Source data
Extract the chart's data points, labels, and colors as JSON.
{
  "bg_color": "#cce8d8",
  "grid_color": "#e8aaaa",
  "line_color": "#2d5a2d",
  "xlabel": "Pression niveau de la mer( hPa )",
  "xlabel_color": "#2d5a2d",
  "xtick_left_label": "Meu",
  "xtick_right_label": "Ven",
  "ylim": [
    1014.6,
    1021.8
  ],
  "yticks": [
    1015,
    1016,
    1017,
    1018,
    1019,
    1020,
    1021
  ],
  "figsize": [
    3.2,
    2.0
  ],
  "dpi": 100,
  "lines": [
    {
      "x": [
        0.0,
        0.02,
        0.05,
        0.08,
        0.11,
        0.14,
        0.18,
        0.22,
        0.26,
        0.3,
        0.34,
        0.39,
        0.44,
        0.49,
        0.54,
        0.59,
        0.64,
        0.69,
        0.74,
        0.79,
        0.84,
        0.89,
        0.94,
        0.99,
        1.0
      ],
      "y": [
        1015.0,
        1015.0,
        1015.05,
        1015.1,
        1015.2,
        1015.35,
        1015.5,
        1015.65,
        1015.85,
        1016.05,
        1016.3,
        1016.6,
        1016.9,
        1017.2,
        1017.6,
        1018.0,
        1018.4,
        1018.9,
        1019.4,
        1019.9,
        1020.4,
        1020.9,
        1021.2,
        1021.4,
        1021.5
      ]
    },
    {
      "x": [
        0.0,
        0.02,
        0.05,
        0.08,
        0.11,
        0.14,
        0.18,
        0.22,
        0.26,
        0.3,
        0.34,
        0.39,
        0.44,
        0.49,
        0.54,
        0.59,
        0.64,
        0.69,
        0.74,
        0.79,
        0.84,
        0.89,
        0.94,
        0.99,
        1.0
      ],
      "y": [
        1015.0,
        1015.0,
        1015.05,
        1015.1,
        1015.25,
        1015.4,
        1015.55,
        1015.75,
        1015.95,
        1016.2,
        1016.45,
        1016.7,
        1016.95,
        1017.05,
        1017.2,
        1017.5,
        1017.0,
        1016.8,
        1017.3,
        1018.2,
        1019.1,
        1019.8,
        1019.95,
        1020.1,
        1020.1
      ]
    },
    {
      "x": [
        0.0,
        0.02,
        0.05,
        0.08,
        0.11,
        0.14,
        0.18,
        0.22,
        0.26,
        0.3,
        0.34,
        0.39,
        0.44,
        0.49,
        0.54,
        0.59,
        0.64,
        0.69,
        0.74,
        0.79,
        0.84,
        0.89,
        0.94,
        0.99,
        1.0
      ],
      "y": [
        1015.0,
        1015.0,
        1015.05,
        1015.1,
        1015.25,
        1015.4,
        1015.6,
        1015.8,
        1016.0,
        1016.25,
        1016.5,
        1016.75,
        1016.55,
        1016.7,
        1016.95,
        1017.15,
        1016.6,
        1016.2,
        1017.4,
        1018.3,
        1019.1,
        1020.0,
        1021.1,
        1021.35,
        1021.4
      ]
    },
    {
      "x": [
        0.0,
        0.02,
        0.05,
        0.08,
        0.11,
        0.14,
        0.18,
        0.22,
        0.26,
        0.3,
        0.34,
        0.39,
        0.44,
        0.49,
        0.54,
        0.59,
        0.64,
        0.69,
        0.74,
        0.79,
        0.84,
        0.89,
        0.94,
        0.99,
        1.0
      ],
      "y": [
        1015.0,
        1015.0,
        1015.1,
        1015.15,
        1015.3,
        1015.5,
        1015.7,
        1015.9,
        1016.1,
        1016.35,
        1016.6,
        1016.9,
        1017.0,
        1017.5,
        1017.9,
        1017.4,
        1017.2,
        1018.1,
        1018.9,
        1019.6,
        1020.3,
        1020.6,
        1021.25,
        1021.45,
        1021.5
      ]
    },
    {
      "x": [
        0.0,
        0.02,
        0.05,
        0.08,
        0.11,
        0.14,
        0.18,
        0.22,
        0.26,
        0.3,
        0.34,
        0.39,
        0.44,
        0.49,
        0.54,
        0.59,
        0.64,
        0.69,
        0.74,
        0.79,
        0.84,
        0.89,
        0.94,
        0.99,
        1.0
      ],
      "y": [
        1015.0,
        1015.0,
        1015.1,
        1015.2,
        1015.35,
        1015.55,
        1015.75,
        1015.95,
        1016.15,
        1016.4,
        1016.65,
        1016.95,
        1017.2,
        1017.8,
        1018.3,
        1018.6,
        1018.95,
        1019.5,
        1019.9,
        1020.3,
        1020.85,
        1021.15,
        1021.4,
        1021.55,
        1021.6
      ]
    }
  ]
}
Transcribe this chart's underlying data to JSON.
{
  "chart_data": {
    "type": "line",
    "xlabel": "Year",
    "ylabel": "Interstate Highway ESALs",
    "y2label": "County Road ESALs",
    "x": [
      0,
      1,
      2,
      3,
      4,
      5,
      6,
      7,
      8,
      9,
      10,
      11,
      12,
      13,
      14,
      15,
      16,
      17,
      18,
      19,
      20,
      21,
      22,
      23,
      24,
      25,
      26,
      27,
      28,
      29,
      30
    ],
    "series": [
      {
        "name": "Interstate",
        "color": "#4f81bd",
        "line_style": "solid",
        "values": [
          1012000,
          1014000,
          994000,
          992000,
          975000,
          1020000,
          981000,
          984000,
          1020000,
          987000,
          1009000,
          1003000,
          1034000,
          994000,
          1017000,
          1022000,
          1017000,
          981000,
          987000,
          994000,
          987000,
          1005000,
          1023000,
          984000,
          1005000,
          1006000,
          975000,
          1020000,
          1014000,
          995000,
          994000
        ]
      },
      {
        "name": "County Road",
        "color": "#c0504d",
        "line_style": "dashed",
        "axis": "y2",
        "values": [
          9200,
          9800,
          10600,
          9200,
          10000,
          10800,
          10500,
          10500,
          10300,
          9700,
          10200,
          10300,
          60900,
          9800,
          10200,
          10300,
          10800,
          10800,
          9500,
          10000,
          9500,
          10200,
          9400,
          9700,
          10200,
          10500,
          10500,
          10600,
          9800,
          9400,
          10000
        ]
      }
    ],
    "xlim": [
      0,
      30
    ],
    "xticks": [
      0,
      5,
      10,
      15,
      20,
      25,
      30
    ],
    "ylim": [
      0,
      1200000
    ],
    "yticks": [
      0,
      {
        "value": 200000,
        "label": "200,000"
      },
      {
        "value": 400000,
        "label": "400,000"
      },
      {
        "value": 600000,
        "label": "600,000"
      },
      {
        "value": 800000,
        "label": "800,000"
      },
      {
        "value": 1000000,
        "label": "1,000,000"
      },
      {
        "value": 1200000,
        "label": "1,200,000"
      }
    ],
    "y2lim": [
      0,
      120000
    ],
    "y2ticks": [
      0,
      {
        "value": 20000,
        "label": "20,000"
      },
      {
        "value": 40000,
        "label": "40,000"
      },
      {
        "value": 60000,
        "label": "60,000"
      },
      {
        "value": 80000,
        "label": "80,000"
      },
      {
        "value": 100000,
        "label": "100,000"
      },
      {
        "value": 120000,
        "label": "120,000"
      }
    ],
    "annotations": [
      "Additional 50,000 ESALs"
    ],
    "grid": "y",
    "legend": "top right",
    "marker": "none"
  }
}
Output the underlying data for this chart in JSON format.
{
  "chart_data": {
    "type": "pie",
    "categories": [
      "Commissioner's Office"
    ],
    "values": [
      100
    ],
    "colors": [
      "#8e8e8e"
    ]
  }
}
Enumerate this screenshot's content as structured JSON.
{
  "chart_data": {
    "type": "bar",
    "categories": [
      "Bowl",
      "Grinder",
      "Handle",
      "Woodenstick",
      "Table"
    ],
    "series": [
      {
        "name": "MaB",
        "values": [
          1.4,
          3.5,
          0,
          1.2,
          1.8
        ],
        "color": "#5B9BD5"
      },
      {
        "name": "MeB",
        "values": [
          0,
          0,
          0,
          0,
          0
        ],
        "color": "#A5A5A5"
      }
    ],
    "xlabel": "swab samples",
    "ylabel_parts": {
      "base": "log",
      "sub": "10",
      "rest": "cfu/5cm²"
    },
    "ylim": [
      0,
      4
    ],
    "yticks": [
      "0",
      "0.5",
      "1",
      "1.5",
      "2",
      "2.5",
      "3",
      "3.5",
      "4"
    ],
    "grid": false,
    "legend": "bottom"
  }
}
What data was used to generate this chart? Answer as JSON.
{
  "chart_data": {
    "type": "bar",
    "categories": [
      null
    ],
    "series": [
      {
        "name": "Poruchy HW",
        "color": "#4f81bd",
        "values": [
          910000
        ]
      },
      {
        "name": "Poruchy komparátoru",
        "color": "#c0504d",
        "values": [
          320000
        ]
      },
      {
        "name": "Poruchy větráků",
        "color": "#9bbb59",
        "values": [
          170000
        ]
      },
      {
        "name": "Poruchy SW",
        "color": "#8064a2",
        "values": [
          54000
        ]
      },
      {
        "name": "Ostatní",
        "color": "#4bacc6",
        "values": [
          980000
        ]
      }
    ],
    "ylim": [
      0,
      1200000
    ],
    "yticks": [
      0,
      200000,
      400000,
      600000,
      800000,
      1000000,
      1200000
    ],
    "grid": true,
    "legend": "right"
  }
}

Your instructions
Gather each line in the entries above where the string "County" is found.

Answer
    "y2label": "County Road ESALs",
        "name": "County Road",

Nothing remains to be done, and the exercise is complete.